_Exercise instructions_
Which lines in the material below contain the word "попечительства"? Copy each of them.
══════════════════════════════
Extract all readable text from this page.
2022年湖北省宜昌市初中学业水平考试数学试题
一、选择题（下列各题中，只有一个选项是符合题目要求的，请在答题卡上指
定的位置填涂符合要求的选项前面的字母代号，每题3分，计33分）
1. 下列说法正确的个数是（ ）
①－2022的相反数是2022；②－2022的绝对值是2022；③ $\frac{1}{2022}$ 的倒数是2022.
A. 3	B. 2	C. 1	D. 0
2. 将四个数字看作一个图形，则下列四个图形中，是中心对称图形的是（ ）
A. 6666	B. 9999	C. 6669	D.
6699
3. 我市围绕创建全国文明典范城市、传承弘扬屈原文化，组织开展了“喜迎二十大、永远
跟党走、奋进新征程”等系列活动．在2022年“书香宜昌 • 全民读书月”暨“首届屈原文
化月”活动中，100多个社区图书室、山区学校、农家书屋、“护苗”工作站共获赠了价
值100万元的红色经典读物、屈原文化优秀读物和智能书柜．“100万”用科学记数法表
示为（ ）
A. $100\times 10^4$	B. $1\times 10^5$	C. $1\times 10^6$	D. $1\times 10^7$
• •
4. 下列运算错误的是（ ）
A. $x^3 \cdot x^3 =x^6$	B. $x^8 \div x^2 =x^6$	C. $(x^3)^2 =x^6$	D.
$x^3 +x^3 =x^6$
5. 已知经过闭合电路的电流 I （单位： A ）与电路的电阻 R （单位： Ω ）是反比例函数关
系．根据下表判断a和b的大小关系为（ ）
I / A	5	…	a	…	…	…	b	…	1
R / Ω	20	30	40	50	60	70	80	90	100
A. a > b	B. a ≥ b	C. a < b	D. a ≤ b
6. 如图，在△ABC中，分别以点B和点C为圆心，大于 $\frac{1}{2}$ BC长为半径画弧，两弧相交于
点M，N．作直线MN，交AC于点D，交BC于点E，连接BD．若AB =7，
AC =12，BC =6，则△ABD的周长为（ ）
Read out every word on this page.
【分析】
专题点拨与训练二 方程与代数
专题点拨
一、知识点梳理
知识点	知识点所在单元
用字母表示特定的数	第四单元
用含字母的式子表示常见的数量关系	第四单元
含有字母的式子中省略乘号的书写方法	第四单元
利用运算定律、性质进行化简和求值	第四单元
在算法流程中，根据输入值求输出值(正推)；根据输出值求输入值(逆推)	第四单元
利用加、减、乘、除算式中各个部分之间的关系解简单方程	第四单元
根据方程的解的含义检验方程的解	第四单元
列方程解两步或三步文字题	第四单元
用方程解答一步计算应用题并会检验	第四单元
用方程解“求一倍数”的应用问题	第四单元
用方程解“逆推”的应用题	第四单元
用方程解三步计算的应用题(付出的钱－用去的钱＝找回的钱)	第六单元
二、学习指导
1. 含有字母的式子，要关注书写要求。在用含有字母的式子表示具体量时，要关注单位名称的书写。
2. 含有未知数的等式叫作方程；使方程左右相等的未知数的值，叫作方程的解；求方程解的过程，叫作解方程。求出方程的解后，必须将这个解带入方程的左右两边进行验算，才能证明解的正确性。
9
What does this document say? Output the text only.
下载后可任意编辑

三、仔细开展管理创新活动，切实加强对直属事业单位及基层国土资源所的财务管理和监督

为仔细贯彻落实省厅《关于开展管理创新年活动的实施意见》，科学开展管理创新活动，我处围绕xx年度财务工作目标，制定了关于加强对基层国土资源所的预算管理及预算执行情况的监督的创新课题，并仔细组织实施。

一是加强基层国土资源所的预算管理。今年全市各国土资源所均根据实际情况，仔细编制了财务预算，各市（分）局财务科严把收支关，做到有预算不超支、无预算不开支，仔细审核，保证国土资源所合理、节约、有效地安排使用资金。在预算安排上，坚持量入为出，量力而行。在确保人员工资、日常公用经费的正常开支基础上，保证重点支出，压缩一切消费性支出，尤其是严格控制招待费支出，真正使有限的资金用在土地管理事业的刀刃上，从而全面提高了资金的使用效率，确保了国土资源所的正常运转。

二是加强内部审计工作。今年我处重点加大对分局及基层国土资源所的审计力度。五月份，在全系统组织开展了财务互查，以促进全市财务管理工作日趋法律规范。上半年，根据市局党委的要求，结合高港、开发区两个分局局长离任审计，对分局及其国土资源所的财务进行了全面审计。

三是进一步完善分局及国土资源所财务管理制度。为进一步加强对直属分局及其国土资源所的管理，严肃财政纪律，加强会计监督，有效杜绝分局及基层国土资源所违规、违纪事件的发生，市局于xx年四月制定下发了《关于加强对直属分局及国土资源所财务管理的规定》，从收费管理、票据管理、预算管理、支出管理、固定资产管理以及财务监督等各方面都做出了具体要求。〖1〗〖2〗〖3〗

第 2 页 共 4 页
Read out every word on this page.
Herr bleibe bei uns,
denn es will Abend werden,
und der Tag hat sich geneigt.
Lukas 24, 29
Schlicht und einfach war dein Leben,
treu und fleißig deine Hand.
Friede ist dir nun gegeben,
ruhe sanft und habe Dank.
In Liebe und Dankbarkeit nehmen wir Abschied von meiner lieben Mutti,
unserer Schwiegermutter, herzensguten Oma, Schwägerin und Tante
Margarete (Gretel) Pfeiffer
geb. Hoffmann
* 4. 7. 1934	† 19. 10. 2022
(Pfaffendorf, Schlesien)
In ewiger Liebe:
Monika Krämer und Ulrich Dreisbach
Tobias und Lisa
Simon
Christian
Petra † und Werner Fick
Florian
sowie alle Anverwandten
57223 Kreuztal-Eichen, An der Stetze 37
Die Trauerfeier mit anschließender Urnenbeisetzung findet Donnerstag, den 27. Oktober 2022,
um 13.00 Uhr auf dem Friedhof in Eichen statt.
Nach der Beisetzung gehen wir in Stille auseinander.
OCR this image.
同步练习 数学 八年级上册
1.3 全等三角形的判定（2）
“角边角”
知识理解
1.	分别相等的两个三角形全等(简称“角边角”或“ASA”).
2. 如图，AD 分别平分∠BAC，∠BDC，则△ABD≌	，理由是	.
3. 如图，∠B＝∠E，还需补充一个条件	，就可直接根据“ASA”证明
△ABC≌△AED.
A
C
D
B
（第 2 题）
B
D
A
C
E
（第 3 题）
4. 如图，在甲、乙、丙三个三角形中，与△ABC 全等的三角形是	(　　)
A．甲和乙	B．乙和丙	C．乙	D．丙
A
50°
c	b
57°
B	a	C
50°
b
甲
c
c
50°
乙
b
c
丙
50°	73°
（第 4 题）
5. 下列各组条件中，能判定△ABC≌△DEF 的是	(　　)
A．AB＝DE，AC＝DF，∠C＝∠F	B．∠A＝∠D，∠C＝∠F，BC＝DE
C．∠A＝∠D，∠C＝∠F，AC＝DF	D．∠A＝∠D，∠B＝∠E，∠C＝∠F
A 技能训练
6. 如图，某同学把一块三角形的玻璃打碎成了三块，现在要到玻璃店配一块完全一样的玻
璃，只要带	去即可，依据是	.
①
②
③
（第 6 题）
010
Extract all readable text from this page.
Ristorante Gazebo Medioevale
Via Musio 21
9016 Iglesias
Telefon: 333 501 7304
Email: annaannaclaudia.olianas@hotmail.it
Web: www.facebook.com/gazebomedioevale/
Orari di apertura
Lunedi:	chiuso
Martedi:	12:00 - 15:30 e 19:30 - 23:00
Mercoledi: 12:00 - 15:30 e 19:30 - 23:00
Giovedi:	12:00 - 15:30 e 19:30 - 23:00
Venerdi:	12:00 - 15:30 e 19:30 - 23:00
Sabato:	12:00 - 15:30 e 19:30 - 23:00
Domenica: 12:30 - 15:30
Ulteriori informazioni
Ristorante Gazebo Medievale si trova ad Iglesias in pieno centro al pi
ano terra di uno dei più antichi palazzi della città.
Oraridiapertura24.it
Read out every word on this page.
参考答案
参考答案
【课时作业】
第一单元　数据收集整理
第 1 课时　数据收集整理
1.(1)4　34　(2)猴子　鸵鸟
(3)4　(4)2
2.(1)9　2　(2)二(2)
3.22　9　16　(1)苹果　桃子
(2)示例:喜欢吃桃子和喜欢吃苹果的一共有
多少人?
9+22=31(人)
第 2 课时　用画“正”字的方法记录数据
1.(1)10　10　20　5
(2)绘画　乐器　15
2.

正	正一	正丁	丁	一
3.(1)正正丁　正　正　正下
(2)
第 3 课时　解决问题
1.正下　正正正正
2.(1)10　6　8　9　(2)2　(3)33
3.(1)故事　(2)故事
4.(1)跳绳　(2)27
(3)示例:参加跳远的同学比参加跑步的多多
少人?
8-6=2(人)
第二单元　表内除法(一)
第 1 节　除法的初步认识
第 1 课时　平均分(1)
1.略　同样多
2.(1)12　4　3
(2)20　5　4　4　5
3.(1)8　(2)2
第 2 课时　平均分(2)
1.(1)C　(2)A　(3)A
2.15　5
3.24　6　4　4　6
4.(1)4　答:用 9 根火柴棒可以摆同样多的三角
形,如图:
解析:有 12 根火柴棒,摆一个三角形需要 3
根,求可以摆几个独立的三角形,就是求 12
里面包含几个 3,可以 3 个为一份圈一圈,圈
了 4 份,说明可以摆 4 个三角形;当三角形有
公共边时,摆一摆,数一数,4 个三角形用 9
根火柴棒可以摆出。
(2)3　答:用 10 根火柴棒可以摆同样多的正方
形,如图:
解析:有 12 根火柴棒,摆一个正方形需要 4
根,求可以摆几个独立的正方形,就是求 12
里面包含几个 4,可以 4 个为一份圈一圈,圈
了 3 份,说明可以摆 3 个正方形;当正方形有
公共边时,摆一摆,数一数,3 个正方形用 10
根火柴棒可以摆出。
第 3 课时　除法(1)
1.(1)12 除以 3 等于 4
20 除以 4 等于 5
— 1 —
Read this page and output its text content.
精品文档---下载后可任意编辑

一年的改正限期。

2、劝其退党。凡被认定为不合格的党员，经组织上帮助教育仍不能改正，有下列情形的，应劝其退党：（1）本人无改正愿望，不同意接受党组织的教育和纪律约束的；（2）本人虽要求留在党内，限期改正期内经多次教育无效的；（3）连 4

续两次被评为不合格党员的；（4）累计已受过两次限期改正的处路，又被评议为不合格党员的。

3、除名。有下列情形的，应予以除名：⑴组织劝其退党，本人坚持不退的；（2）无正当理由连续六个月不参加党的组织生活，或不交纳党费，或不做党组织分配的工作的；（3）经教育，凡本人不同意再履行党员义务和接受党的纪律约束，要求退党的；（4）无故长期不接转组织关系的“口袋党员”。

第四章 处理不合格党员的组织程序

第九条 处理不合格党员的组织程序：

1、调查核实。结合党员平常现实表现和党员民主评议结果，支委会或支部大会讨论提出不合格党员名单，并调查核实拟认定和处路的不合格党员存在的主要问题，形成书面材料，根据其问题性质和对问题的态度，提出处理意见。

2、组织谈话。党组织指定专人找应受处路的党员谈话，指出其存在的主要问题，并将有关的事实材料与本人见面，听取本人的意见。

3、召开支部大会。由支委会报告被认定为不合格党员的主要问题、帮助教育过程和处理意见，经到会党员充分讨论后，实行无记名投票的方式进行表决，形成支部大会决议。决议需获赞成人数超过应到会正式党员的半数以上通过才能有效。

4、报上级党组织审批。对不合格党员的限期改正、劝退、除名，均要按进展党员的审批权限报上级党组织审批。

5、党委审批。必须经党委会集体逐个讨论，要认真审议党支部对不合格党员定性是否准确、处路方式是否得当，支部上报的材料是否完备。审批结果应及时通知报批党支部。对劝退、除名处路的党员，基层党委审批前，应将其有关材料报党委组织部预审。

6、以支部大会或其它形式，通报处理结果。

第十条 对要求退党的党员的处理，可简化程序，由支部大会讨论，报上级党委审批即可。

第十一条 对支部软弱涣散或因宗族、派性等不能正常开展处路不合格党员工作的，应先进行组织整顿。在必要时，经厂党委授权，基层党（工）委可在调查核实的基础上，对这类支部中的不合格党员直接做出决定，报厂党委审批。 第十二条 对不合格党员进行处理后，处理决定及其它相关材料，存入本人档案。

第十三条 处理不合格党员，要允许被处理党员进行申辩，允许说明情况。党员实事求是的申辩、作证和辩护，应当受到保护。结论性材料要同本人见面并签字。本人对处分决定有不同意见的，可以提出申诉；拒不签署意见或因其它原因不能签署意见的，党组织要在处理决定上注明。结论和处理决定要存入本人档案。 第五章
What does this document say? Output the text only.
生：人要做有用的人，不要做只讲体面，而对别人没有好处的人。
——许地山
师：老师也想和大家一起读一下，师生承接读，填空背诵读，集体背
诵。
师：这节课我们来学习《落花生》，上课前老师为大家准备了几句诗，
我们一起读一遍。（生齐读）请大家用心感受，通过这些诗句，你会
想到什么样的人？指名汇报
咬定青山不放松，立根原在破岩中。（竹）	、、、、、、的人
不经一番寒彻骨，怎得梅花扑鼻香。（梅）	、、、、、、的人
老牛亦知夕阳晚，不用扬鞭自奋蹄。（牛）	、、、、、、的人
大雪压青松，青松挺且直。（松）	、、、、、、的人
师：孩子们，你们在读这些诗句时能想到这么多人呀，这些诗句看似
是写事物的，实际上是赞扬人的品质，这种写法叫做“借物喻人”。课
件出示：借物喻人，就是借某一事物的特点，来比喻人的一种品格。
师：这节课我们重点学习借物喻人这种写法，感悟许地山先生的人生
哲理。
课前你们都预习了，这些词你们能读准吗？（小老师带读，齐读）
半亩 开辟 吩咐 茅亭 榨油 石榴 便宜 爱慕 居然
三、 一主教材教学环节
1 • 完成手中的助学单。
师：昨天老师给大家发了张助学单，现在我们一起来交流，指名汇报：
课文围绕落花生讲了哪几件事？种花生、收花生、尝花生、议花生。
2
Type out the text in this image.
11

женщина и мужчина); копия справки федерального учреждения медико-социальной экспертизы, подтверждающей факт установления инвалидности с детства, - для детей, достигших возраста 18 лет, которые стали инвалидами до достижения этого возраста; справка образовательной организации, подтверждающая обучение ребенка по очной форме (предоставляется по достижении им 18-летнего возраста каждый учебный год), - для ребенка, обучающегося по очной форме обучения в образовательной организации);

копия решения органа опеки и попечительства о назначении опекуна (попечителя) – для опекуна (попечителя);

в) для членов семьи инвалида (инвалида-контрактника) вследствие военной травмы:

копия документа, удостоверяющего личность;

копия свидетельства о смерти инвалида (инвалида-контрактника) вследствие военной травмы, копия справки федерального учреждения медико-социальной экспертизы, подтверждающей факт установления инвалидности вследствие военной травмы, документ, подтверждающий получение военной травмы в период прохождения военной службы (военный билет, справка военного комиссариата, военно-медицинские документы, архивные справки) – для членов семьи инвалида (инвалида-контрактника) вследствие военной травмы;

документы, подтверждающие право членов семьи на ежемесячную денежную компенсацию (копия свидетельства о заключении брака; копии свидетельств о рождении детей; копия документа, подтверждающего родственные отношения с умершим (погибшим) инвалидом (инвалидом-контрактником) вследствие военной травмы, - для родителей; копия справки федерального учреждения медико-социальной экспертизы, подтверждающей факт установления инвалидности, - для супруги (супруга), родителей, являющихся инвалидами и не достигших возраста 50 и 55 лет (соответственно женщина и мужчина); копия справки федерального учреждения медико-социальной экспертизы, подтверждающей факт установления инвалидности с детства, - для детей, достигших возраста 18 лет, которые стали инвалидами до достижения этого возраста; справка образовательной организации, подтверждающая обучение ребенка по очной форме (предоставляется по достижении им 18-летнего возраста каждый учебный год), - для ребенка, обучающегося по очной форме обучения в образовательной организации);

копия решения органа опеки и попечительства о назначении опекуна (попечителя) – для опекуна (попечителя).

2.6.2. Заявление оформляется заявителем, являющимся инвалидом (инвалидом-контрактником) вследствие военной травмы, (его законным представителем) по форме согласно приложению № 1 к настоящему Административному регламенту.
══════════════════════════════
_Exercise output_
копия решения органа опеки и попечительства о назначении опекуна (попечителя) – для опекуна (попечителя);
копия решения органа опеки и попечительства о назначении опекуна (попечителя) – для опекуна (попечителя).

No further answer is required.